--- Exercise instructions ---
Copy whichever lines contain the string "label".

+++ Source data +++

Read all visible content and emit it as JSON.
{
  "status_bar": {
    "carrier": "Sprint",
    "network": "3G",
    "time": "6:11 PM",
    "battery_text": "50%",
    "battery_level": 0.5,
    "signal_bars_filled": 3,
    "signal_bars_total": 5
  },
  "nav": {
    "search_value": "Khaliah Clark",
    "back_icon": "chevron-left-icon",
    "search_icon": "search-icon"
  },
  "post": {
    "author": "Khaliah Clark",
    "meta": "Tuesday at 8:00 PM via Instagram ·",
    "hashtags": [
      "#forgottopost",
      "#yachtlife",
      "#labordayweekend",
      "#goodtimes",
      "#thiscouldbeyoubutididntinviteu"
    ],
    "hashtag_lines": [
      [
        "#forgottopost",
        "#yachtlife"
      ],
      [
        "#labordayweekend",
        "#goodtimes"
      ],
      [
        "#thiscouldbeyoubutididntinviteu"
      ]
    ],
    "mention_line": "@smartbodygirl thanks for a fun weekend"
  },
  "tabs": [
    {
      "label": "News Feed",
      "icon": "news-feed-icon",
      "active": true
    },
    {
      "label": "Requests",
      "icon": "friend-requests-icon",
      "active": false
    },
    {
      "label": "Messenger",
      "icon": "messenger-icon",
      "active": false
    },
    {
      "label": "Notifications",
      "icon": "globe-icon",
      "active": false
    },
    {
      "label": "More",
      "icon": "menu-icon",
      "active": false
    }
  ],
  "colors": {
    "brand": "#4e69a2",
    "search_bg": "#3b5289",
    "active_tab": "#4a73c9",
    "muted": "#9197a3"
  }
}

+++

--- Solution for this problem ---
      "label": "News Feed",
      "label": "Requests",
      "label": "Messenger",
      "label": "Notifications",
      "label": "More",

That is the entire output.